[Dataset records]
-=-=-=-=-
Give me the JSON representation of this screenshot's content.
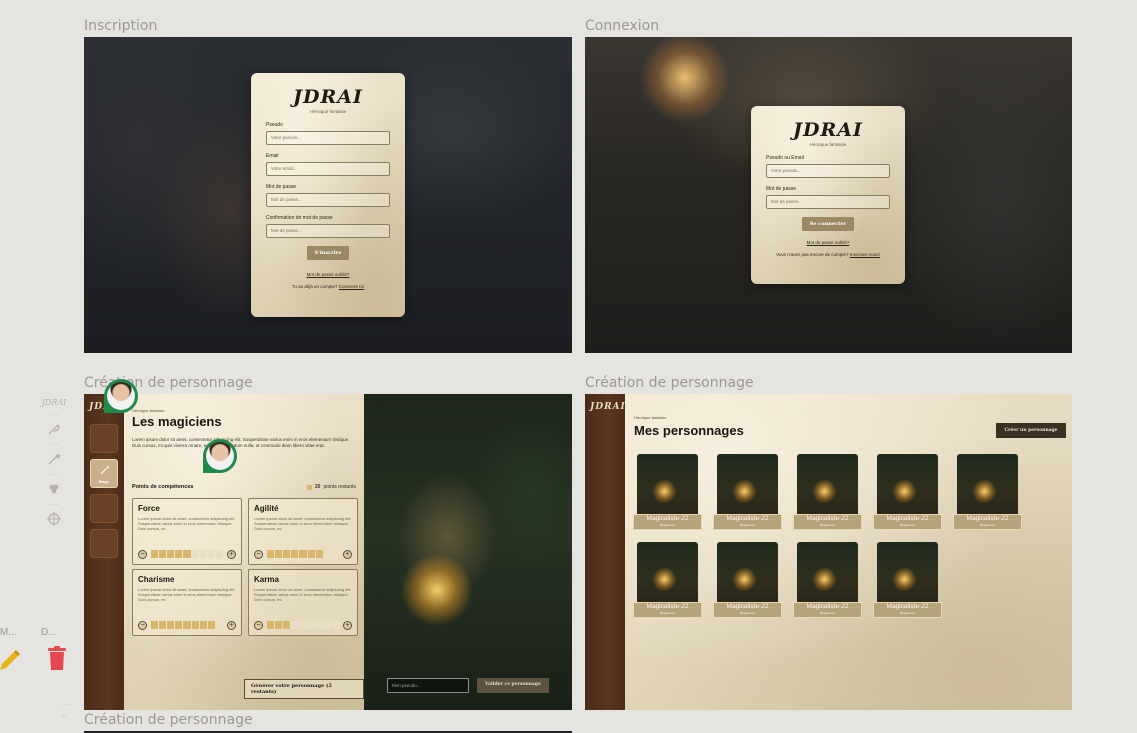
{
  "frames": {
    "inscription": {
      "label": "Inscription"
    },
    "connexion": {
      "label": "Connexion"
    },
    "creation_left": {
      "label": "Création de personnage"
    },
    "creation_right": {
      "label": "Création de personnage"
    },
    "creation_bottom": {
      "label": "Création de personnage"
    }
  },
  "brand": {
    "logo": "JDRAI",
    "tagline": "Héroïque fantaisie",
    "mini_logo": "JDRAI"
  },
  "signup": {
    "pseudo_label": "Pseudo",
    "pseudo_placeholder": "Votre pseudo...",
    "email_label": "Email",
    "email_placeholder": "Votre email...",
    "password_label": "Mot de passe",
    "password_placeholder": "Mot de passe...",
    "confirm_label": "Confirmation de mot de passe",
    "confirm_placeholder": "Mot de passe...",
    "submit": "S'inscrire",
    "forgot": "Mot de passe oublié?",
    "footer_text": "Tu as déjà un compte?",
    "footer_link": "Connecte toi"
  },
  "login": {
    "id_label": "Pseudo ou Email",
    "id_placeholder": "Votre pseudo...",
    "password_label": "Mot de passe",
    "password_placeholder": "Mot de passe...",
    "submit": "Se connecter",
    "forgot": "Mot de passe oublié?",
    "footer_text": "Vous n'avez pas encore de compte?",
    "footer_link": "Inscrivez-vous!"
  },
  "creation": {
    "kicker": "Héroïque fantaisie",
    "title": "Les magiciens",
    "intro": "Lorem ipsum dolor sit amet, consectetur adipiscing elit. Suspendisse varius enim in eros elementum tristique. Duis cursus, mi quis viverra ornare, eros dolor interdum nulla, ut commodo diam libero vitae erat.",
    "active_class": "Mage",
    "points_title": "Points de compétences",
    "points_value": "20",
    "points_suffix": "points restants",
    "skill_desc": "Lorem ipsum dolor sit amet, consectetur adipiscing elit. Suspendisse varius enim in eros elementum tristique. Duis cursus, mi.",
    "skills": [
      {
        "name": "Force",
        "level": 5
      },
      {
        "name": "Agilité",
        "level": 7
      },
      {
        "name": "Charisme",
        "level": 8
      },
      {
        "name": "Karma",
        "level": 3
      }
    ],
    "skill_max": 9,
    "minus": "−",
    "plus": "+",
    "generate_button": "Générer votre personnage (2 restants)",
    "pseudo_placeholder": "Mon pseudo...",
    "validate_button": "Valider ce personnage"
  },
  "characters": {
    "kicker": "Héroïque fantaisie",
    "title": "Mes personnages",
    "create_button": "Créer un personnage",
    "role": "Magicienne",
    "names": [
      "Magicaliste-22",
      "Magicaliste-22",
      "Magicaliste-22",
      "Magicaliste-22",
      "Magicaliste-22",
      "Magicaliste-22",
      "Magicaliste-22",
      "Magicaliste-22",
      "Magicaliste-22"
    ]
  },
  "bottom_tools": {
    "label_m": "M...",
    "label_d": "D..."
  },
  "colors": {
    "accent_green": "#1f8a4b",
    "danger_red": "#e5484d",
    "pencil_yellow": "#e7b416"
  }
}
-=-=-=-=-
▸ Instruction: Lines that hold the word "cursus" are the ones to return, every one of them.

▸ Answer for the task:
    "intro": "Lorem ipsum dolor sit amet, consectetur adipiscing elit. Suspendisse varius enim in eros elementum tristique. Duis cursus, mi quis viverra ornare, eros dolor interdum nulla, ut commodo diam libero vitae erat.",
    "skill_desc": "Lorem ipsum dolor sit amet, consectetur adipiscing elit. Suspendisse varius enim in eros elementum tristique. Duis cursus, mi.",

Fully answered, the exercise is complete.